[Stored items]
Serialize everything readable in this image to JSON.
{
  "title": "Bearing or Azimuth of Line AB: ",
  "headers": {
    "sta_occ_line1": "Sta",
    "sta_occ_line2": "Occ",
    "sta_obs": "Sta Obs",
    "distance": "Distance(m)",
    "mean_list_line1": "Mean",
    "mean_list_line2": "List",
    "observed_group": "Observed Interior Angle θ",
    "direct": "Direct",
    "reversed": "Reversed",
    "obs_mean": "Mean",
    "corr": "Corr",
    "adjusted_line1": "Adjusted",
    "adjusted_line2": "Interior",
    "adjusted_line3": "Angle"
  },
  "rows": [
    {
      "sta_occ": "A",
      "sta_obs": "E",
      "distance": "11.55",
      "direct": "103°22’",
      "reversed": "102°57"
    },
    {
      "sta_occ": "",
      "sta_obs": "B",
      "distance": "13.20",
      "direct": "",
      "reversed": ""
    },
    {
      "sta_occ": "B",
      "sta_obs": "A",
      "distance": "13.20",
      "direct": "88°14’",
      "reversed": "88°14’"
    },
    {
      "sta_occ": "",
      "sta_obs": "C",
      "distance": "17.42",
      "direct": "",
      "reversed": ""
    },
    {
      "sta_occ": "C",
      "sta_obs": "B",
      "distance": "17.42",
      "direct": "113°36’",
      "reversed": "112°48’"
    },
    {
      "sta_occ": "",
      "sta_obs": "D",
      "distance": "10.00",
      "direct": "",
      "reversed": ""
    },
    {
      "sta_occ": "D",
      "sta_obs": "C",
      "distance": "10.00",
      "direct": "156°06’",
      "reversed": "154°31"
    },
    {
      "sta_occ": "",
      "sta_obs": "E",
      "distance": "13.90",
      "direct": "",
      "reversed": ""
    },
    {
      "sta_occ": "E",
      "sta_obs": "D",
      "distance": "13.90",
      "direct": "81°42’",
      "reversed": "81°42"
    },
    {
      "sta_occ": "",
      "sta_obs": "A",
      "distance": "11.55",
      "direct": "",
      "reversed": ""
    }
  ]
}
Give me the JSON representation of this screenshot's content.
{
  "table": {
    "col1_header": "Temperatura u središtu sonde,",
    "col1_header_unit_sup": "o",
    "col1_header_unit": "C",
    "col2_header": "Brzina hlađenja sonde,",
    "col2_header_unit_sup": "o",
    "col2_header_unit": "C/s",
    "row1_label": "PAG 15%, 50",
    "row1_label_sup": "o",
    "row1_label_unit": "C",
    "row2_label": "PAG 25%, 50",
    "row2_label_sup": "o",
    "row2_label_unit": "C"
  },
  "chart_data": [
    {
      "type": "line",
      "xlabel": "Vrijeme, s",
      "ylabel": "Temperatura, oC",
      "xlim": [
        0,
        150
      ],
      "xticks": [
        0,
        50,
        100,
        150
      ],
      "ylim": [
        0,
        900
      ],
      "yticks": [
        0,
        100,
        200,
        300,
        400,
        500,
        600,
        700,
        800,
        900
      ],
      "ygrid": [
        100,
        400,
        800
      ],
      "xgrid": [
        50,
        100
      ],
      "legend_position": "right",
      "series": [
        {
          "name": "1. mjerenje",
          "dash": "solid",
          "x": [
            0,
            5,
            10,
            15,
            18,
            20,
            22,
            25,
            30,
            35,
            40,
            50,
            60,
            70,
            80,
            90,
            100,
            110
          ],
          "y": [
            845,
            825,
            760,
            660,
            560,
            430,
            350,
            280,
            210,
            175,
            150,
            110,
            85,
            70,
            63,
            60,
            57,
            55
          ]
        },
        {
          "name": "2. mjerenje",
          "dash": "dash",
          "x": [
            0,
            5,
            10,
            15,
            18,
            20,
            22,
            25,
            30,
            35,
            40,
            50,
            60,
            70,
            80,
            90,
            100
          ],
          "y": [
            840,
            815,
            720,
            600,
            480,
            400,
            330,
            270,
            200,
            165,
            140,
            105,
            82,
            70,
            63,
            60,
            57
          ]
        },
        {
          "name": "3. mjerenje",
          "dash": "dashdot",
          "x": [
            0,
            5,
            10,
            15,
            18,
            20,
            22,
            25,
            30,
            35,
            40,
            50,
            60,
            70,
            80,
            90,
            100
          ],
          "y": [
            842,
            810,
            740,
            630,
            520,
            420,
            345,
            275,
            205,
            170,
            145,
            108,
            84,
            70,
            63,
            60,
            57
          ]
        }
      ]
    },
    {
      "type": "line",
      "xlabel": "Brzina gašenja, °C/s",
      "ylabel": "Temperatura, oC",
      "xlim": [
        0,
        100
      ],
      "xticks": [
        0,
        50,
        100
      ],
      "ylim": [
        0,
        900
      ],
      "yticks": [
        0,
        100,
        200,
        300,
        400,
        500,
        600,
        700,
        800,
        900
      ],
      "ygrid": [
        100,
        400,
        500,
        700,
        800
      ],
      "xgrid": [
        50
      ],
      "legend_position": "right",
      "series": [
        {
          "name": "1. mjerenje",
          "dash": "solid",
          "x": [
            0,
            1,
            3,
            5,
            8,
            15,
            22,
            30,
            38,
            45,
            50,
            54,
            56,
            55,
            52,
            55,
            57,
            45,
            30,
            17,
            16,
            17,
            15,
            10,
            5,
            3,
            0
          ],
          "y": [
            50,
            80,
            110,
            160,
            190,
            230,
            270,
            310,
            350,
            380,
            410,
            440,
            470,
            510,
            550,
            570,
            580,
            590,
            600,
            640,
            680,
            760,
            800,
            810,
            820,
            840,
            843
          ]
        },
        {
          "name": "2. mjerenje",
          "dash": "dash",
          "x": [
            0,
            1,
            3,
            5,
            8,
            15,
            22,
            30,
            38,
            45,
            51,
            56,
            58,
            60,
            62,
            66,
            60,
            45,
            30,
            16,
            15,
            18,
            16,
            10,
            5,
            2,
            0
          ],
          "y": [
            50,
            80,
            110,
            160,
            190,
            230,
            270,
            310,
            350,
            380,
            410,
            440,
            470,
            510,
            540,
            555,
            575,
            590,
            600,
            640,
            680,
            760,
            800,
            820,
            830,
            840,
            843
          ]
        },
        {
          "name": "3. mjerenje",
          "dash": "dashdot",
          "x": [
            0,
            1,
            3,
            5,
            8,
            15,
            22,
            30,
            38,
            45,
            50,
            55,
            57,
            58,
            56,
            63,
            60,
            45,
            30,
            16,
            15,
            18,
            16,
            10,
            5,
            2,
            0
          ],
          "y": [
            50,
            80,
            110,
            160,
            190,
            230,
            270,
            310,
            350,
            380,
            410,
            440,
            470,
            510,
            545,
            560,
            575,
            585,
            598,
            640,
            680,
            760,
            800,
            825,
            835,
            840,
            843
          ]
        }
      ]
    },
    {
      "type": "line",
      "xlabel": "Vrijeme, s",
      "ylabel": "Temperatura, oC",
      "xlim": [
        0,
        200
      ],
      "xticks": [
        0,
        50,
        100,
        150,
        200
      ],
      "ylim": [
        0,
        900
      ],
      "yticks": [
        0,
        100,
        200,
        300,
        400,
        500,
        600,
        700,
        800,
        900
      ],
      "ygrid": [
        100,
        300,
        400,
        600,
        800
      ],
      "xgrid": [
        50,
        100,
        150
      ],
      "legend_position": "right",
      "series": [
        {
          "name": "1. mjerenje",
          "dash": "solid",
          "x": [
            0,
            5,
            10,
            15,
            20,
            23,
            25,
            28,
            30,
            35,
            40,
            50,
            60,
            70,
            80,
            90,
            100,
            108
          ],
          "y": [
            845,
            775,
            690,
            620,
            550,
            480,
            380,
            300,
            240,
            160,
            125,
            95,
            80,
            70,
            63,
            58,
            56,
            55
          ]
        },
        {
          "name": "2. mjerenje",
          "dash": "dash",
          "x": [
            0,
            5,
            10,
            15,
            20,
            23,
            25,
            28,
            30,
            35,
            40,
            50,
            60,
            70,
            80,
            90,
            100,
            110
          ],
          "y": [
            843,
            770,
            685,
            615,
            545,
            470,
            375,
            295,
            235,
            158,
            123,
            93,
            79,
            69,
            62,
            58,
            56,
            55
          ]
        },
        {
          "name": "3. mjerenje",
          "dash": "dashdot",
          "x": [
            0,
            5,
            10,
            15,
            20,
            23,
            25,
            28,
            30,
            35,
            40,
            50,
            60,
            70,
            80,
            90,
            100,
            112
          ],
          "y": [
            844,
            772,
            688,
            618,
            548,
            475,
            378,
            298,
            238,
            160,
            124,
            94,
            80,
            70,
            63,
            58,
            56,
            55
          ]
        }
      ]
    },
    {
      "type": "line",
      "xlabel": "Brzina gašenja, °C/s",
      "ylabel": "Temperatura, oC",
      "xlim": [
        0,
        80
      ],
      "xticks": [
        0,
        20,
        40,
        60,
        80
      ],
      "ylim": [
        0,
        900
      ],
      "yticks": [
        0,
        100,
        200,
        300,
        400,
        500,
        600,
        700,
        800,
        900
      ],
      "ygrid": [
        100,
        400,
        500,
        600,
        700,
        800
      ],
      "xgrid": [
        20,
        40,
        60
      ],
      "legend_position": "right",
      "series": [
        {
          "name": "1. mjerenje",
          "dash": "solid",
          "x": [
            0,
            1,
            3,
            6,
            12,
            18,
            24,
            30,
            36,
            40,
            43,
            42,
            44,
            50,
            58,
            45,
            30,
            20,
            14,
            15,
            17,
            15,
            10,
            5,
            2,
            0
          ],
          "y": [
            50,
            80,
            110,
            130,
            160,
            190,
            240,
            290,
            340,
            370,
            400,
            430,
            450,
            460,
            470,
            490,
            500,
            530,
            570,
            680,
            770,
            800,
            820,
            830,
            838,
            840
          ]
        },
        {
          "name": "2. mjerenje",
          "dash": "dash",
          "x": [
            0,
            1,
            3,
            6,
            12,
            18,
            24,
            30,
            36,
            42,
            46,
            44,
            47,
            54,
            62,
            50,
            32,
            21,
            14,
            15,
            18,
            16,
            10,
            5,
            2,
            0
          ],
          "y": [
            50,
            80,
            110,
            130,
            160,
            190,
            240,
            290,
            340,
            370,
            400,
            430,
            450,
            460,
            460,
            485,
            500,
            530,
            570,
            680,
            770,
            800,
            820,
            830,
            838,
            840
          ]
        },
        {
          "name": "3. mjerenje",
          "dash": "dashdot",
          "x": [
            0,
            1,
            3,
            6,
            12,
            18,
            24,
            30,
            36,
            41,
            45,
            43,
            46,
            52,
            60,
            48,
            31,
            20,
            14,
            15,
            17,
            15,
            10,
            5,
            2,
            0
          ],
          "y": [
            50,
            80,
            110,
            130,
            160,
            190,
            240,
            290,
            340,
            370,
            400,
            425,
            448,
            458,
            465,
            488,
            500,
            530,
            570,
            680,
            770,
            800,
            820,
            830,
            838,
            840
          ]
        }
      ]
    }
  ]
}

*WHAT THE TASK ASKS*
In the entries above, find the lines containing the word "sonde" and say how many there are, with no other words.

*TASK ANSWER*
2